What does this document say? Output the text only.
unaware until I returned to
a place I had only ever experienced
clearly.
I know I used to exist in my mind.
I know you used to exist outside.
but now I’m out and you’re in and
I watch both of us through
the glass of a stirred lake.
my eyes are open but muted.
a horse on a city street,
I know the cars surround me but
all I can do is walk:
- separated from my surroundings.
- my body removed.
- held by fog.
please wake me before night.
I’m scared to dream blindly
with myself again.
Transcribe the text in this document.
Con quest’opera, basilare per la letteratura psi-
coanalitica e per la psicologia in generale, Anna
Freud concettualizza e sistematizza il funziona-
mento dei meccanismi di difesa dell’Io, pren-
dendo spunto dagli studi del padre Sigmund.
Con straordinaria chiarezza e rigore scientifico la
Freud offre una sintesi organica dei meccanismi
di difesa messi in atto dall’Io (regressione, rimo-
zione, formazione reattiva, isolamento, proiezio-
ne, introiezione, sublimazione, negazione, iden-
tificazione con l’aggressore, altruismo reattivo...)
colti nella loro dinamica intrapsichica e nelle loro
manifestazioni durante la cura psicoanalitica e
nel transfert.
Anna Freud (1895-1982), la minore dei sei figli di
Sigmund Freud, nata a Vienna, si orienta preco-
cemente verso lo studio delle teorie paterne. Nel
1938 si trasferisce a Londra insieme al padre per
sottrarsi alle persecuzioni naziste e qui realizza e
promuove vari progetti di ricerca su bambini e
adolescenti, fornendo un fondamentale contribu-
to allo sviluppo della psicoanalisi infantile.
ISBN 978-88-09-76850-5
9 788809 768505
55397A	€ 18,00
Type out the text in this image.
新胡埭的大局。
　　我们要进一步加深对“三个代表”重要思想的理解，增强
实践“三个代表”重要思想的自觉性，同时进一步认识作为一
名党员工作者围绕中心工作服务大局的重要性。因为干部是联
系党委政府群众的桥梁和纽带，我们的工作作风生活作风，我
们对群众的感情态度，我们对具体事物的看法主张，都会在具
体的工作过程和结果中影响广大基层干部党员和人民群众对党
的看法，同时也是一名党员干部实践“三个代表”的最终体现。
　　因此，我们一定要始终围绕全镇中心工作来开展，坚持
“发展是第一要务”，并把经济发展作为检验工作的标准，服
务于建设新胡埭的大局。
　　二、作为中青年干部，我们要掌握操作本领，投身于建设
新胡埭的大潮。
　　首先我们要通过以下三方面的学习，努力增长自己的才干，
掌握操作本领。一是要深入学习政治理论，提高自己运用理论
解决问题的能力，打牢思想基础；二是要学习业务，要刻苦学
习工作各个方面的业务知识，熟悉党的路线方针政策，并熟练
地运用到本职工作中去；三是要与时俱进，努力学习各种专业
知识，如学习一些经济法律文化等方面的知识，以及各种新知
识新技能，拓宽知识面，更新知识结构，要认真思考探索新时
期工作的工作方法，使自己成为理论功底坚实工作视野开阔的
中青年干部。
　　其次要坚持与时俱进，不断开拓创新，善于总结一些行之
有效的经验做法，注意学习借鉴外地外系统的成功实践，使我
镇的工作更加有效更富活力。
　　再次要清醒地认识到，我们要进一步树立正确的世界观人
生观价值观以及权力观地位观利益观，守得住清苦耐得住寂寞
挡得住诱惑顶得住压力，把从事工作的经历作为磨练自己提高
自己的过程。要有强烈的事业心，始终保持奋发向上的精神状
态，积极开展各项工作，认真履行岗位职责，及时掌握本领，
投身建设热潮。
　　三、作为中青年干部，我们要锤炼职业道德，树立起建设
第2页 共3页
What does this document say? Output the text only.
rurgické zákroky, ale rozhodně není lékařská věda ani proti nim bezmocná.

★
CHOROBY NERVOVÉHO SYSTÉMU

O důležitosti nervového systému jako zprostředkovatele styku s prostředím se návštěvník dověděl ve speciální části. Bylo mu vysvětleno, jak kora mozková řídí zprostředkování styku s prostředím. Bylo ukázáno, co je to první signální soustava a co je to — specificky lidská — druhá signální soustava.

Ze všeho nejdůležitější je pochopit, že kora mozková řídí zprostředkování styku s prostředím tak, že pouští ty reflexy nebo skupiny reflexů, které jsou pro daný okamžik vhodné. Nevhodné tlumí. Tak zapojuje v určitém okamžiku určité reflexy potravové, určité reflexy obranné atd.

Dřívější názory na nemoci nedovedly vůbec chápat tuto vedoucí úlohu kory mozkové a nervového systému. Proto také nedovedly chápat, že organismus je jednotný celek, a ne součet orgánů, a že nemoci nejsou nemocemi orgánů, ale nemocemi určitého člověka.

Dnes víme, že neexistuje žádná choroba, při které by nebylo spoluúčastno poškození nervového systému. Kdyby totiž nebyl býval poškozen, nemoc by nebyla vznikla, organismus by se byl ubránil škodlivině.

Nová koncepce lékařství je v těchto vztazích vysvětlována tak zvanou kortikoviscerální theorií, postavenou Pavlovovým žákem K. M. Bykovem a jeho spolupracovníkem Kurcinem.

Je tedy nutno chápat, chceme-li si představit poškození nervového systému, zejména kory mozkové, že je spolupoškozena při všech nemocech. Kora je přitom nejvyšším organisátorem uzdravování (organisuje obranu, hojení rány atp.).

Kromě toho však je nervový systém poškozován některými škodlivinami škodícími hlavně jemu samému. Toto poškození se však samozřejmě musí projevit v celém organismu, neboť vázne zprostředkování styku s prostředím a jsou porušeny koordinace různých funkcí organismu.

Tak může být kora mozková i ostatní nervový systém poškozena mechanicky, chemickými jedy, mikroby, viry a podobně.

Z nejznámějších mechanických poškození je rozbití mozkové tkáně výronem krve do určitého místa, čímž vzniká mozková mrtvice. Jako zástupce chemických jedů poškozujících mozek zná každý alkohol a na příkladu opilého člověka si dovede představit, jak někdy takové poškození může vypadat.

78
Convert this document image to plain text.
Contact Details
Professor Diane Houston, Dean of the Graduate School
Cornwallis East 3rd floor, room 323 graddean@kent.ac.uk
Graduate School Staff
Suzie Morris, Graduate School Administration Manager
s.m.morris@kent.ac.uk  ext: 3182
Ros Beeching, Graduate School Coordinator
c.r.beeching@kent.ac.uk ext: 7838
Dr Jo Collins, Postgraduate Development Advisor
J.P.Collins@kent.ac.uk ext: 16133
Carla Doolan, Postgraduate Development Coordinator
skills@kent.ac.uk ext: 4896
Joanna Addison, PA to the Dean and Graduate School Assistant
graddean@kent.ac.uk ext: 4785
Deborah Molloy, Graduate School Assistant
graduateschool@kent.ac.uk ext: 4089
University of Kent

**********

Reproduce all of the entries word for word.

What does this document say? Output the text only.
unaware until I returned to
a place I had only ever experienced
clearly.
I know I used to exist in my mind.
I know you used to exist outside.
but now I’m out and you’re in and
I watch both of us through
the glass of a stirred lake.
my eyes are open but muted.
a horse on a city street,
I know the cars surround me but
all I can do is walk:
- separated from my surroundings.
- my body removed.
- held by fog.
please wake me before night.
I’m scared to dream blindly
with myself again.
Transcribe the text in this document.
Con quest’opera, basilare per la letteratura psi-
coanalitica e per la psicologia in generale, Anna
Freud concettualizza e sistematizza il funziona-
mento dei meccanismi di difesa dell’Io, pren-
dendo spunto dagli studi del padre Sigmund.
Con straordinaria chiarezza e rigore scientifico la
Freud offre una sintesi organica dei meccanismi
di difesa messi in atto dall’Io (regressione, rimo-
zione, formazione reattiva, isolamento, proiezio-
ne, introiezione, sublimazione, negazione, iden-
tificazione con l’aggressore, altruismo reattivo...)
colti nella loro dinamica intrapsichica e nelle loro
manifestazioni durante la cura psicoanalitica e
nel transfert.
Anna Freud (1895-1982), la minore dei sei figli di
Sigmund Freud, nata a Vienna, si orienta preco-
cemente verso lo studio delle teorie paterne. Nel
1938 si trasferisce a Londra insieme al padre per
sottrarsi alle persecuzioni naziste e qui realizza e
promuove vari progetti di ricerca su bambini e
adolescenti, fornendo un fondamentale contribu-
to allo sviluppo della psicoanalisi infantile.
ISBN 978-88-09-76850-5
9 788809 768505
55397A	€ 18,00
Type out the text in this image.
新胡埭的大局。
　　我们要进一步加深对“三个代表”重要思想的理解，增强
实践“三个代表”重要思想的自觉性，同时进一步认识作为一
名党员工作者围绕中心工作服务大局的重要性。因为干部是联
系党委政府群众的桥梁和纽带，我们的工作作风生活作风，我
们对群众的感情态度，我们对具体事物的看法主张，都会在具
体的工作过程和结果中影响广大基层干部党员和人民群众对党
的看法，同时也是一名党员干部实践“三个代表”的最终体现。
　　因此，我们一定要始终围绕全镇中心工作来开展，坚持
“发展是第一要务”，并把经济发展作为检验工作的标准，服
务于建设新胡埭的大局。
　　二、作为中青年干部，我们要掌握操作本领，投身于建设
新胡埭的大潮。
　　首先我们要通过以下三方面的学习，努力增长自己的才干，
掌握操作本领。一是要深入学习政治理论，提高自己运用理论
解决问题的能力，打牢思想基础；二是要学习业务，要刻苦学
习工作各个方面的业务知识，熟悉党的路线方针政策，并熟练
地运用到本职工作中去；三是要与时俱进，努力学习各种专业
知识，如学习一些经济法律文化等方面的知识，以及各种新知
识新技能，拓宽知识面，更新知识结构，要认真思考探索新时
期工作的工作方法，使自己成为理论功底坚实工作视野开阔的
中青年干部。
　　其次要坚持与时俱进，不断开拓创新，善于总结一些行之
有效的经验做法，注意学习借鉴外地外系统的成功实践，使我
镇的工作更加有效更富活力。
　　再次要清醒地认识到，我们要进一步树立正确的世界观人
生观价值观以及权力观地位观利益观，守得住清苦耐得住寂寞
挡得住诱惑顶得住压力，把从事工作的经历作为磨练自己提高
自己的过程。要有强烈的事业心，始终保持奋发向上的精神状
态，积极开展各项工作，认真履行岗位职责，及时掌握本领，
投身建设热潮。
　　三、作为中青年干部，我们要锤炼职业道德，树立起建设
第2页 共3页
What does this document say? Output the text only.
rurgické zákroky, ale rozhodně není lékařská věda ani proti nim bezmocná.

★
CHOROBY NERVOVÉHO SYSTÉMU

O důležitosti nervového systému jako zprostředkovatele styku s prostředím se návštěvník dověděl ve speciální části. Bylo mu vysvětleno, jak kora mozková řídí zprostředkování styku s prostředím. Bylo ukázáno, co je to první signální soustava a co je to — specificky lidská — druhá signální soustava.

Ze všeho nejdůležitější je pochopit, že kora mozková řídí zprostředkování styku s prostředím tak, že pouští ty reflexy nebo skupiny reflexů, které jsou pro daný okamžik vhodné. Nevhodné tlumí. Tak zapojuje v určitém okamžiku určité reflexy potravové, určité reflexy obranné atd.

Dřívější názory na nemoci nedovedly vůbec chápat tuto vedoucí úlohu kory mozkové a nervového systému. Proto také nedovedly chápat, že organismus je jednotný celek, a ne součet orgánů, a že nemoci nejsou nemocemi orgánů, ale nemocemi určitého člověka.

Dnes víme, že neexistuje žádná choroba, při které by nebylo spoluúčastno poškození nervového systému. Kdyby totiž nebyl býval poškozen, nemoc by nebyla vznikla, organismus by se byl ubránil škodlivině.

Nová koncepce lékařství je v těchto vztazích vysvětlována tak zvanou kortikoviscerální theorií, postavenou Pavlovovým žákem K. M. Bykovem a jeho spolupracovníkem Kurcinem.

Je tedy nutno chápat, chceme-li si představit poškození nervového systému, zejména kory mozkové, že je spolupoškozena při všech nemocech. Kora je přitom nejvyšším organisátorem uzdravování (organisuje obranu, hojení rány atp.).

Kromě toho však je nervový systém poškozován některými škodlivinami škodícími hlavně jemu samému. Toto poškození se však samozřejmě musí projevit v celém organismu, neboť vázne zprostředkování styku s prostředím a jsou porušeny koordinace různých funkcí organismu.

Tak může být kora mozková i ostatní nervový systém poškozena mechanicky, chemickými jedy, mikroby, viry a podobně.

Z nejznámějších mechanických poškození je rozbití mozkové tkáně výronem krve do určitého místa, čímž vzniká mozková mrtvice. Jako zástupce chemických jedů poškozujících mozek zná každý alkohol a na příkladu opilého člověka si dovede představit, jak někdy takové poškození může vypadat.

78
Convert this document image to plain text.
Contact Details
Professor Diane Houston, Dean of the Graduate School
Cornwallis East 3rd floor, room 323 graddean@kent.ac.uk
Graduate School Staff
Suzie Morris, Graduate School Administration Manager
s.m.morris@kent.ac.uk  ext: 3182
Ros Beeching, Graduate School Coordinator
c.r.beeching@kent.ac.uk ext: 7838
Dr Jo Collins, Postgraduate Development Advisor
J.P.Collins@kent.ac.uk ext: 16133
Carla Doolan, Postgraduate Development Coordinator
skills@kent.ac.uk ext: 4896
Joanna Addison, PA to the Dean and Graduate School Assistant
graddean@kent.ac.uk ext: 4785
Deborah Molloy, Graduate School Assistant
graduateschool@kent.ac.uk ext: 4089
University of Kent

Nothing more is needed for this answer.